• GOAL OF THE EXERCISE: How many lines in the records below hold the string "data"? Please answer with the number and nothing more.

• RECORDS SHOWN:

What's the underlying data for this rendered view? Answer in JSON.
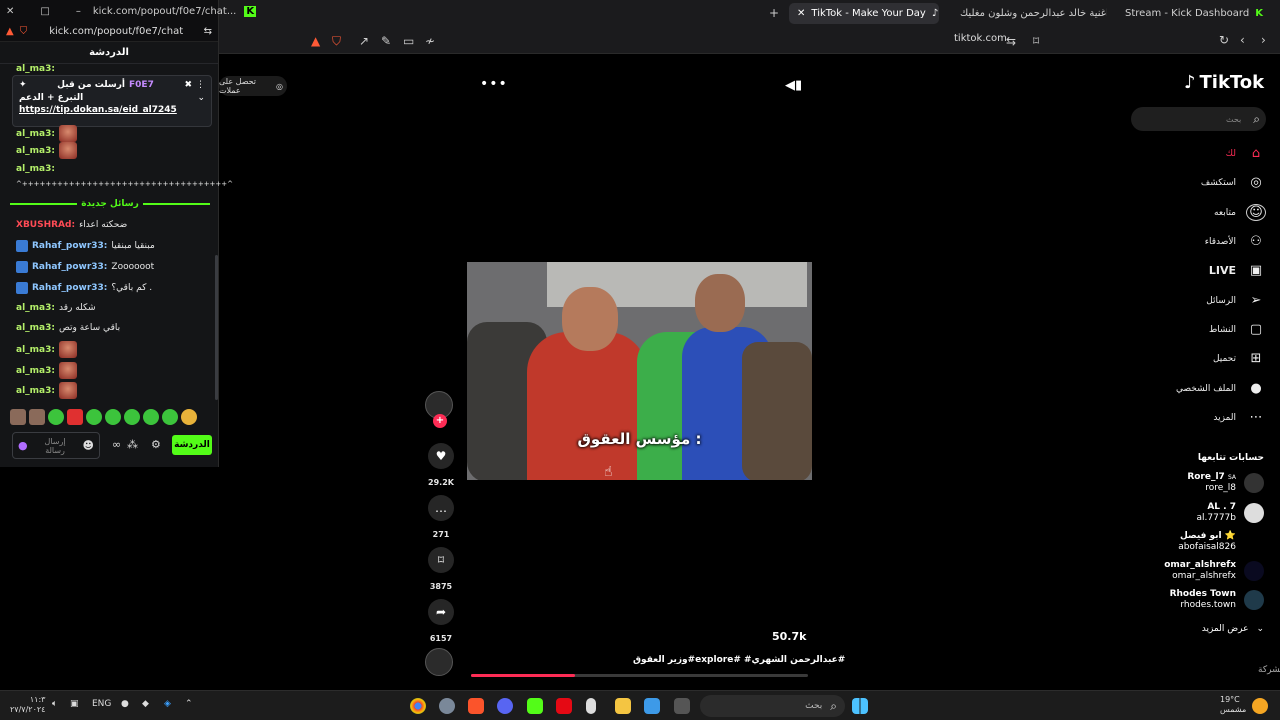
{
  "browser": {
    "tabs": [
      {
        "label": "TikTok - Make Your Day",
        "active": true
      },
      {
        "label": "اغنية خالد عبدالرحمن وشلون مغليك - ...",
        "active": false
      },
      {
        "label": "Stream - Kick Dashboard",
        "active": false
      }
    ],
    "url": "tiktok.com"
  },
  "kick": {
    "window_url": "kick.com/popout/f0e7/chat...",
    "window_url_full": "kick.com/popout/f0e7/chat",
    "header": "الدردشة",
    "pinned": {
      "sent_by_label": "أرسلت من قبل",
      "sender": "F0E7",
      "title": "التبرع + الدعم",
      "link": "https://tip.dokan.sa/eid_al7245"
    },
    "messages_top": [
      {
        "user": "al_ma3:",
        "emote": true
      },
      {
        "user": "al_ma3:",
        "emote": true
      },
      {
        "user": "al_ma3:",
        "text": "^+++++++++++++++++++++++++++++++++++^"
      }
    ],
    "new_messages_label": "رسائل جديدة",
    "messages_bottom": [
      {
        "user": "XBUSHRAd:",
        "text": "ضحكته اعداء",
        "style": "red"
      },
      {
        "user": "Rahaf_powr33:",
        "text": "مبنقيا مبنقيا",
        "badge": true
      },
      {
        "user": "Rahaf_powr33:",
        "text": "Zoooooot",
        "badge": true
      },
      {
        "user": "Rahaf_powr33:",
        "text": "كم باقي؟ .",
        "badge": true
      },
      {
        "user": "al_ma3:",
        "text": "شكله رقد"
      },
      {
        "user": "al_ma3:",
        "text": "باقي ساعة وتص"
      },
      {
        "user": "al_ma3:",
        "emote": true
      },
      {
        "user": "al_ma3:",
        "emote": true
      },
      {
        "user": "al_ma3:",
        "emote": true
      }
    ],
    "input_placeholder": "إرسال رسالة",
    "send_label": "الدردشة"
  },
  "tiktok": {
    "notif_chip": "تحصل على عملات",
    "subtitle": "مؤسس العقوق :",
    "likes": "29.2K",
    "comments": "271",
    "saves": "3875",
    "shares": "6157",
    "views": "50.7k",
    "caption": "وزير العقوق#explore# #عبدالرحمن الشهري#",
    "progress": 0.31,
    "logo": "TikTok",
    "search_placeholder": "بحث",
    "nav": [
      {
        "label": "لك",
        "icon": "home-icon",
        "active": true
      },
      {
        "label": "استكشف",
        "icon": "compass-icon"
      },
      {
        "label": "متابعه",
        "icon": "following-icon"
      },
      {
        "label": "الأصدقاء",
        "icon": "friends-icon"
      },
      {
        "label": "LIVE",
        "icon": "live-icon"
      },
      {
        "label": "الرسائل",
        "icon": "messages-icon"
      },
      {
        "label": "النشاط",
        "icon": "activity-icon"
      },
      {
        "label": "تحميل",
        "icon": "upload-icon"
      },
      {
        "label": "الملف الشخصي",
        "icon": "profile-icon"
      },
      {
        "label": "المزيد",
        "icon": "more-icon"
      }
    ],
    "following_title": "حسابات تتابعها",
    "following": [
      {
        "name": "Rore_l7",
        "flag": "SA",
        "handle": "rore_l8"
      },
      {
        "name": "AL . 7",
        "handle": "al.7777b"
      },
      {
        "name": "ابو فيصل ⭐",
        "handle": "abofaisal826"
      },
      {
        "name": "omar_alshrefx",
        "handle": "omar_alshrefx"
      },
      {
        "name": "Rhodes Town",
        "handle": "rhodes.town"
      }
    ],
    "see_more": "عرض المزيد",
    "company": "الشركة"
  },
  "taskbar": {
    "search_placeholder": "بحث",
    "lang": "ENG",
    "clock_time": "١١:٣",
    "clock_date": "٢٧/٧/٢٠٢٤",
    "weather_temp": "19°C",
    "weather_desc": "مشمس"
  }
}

...

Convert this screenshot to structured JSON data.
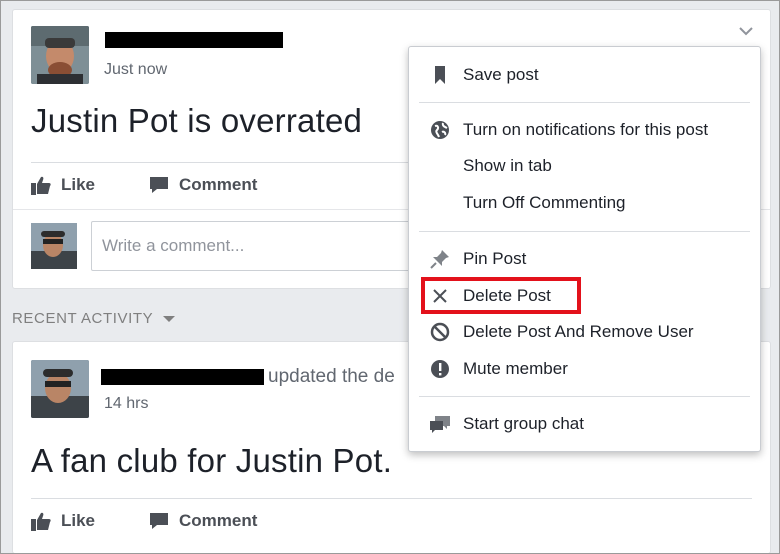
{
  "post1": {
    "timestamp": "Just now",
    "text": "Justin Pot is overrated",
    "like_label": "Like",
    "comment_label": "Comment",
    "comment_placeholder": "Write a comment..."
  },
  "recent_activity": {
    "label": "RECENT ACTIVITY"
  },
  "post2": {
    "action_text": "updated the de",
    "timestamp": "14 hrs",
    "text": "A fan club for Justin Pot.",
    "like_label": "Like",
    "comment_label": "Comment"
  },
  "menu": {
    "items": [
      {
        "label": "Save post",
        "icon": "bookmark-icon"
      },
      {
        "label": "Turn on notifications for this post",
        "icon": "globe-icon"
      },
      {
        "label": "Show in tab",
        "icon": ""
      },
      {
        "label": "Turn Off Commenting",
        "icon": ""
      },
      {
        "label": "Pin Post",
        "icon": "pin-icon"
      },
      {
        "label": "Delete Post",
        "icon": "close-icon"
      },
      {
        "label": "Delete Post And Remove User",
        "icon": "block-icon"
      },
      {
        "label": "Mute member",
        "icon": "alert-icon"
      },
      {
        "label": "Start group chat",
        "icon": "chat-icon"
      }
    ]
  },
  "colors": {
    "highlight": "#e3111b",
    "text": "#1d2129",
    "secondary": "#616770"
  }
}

---

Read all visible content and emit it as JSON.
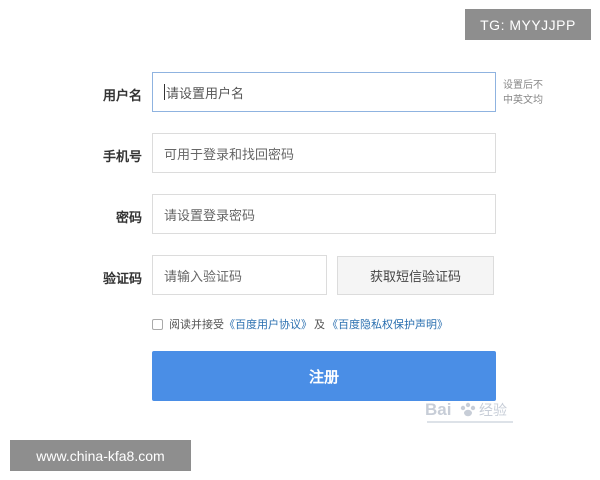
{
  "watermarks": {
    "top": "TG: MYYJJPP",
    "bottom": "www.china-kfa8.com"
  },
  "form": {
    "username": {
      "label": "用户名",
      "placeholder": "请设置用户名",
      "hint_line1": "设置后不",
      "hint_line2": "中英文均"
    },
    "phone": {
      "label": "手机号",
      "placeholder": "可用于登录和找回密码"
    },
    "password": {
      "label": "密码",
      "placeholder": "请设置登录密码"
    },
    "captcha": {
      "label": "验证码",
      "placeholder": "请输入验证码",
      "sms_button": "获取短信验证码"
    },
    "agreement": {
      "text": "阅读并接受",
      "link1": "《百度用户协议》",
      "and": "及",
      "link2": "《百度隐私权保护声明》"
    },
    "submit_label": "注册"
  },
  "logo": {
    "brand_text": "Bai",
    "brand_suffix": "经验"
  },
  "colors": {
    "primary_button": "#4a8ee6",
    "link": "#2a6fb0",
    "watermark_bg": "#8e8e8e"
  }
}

• TASK SOLUTION: 2